**Aim of the task:** Give back all the data exactly, line by line.

**Items from a figure collection:**
○ ○ ○ ○ ○

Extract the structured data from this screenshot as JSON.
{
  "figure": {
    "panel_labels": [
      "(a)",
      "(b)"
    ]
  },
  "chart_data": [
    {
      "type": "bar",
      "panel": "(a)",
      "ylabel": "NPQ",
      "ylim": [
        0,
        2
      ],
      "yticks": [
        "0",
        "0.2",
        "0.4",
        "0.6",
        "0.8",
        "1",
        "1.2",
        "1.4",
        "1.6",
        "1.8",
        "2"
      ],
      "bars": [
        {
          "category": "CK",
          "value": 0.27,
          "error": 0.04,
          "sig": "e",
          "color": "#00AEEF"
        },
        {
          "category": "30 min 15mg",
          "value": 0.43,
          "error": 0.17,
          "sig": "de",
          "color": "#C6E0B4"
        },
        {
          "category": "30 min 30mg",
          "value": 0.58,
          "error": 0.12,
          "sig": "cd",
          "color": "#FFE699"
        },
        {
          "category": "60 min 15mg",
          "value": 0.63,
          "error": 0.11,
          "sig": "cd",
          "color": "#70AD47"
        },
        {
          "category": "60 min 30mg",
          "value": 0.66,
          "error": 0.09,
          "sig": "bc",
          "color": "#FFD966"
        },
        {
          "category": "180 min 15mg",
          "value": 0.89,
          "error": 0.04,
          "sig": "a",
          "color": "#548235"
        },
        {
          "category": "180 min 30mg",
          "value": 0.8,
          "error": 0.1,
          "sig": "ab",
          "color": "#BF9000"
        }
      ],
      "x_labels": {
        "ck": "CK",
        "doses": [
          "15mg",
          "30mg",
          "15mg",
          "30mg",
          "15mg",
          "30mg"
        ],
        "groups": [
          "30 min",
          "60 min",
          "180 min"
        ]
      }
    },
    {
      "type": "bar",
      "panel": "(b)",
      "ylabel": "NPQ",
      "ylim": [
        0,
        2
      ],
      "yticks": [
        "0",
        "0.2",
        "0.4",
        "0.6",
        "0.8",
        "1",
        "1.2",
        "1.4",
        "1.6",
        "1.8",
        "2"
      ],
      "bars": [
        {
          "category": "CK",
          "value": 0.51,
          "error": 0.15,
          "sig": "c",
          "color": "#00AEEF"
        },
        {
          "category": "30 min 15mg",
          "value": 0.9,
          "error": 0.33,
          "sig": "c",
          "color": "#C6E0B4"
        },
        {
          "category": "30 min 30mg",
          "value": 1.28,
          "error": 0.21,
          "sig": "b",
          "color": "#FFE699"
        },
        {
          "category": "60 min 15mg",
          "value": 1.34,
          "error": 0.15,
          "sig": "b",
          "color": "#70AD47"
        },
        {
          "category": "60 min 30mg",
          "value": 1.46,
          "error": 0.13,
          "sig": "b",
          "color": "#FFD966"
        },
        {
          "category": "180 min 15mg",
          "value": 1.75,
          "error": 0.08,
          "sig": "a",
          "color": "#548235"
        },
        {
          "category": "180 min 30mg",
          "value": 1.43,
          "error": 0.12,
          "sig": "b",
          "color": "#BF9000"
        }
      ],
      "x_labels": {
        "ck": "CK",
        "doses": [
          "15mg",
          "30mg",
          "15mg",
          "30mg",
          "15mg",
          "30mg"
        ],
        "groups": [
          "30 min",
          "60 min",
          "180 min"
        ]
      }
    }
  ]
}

○ ○ ○ ○ ○

**Task output:**
Extract the structured data from this screenshot as JSON.
{
  "figure": {
    "panel_labels": [
      "(a)",
      "(b)"
    ]
  },
  "chart_data": [
    {
      "type": "bar",
      "panel": "(a)",
      "ylabel": "NPQ",
      "ylim": [
        0,
        2
      ],
      "yticks": [
        "0",
        "0.2",
        "0.4",
        "0.6",
        "0.8",
        "1",
        "1.2",
        "1.4",
        "1.6",
        "1.8",
        "2"
      ],
      "bars": [
        {
          "category": "CK",
          "value": 0.27,
          "error": 0.04,
          "sig": "e",
          "color": "#00AEEF"
        },
        {
          "category": "30 min 15mg",
          "value": 0.43,
          "error": 0.17,
          "sig": "de",
          "color": "#C6E0B4"
        },
        {
          "category": "30 min 30mg",
          "value": 0.58,
          "error": 0.12,
          "sig": "cd",
          "color": "#FFE699"
        },
        {
          "category": "60 min 15mg",
          "value": 0.63,
          "error": 0.11,
          "sig": "cd",
          "color": "#70AD47"
        },
        {
          "category": "60 min 30mg",
          "value": 0.66,
          "error": 0.09,
          "sig": "bc",
          "color": "#FFD966"
        },
        {
          "category": "180 min 15mg",
          "value": 0.89,
          "error": 0.04,
          "sig": "a",
          "color": "#548235"
        },
        {
          "category": "180 min 30mg",
          "value": 0.8,
          "error": 0.1,
          "sig": "ab",
          "color": "#BF9000"
        }
      ],
      "x_labels": {
        "ck": "CK",
        "doses": [
          "15mg",
          "30mg",
          "15mg",
          "30mg",
          "15mg",
          "30mg"
        ],
        "groups": [
          "30 min",
          "60 min",
          "180 min"
        ]
      }
    },
    {
      "type": "bar",
      "panel": "(b)",
      "ylabel": "NPQ",
      "ylim": [
        0,
        2
      ],
      "yticks": [
        "0",
        "0.2",
        "0.4",
        "0.6",
        "0.8",
        "1",
        "1.2",
        "1.4",
        "1.6",
        "1.8",
        "2"
      ],
      "bars": [
        {
          "category": "CK",
          "value": 0.51,
          "error": 0.15,
          "sig": "c",
          "color": "#00AEEF"
        },
        {
          "category": "30 min 15mg",
          "value": 0.9,
          "error": 0.33,
          "sig": "c",
          "color": "#C6E0B4"
        },
        {
          "category": "30 min 30mg",
          "value": 1.28,
          "error": 0.21,
          "sig": "b",
          "color": "#FFE699"
        },
        {
          "category": "60 min 15mg",
          "value": 1.34,
          "error": 0.15,
          "sig": "b",
          "color": "#70AD47"
        },
        {
          "category": "60 min 30mg",
          "value": 1.46,
          "error": 0.13,
          "sig": "b",
          "color": "#FFD966"
        },
        {
          "category": "180 min 15mg",
          "value": 1.75,
          "error": 0.08,
          "sig": "a",
          "color": "#548235"
        },
        {
          "category": "180 min 30mg",
          "value": 1.43,
          "error": 0.12,
          "sig": "b",
          "color": "#BF9000"
        }
      ],
      "x_labels": {
        "ck": "CK",
        "doses": [
          "15mg",
          "30mg",
          "15mg",
          "30mg",
          "15mg",
          "30mg"
        ],
        "groups": [
          "30 min",
          "60 min",
          "180 min"
        ]
      }
    }
  ]
}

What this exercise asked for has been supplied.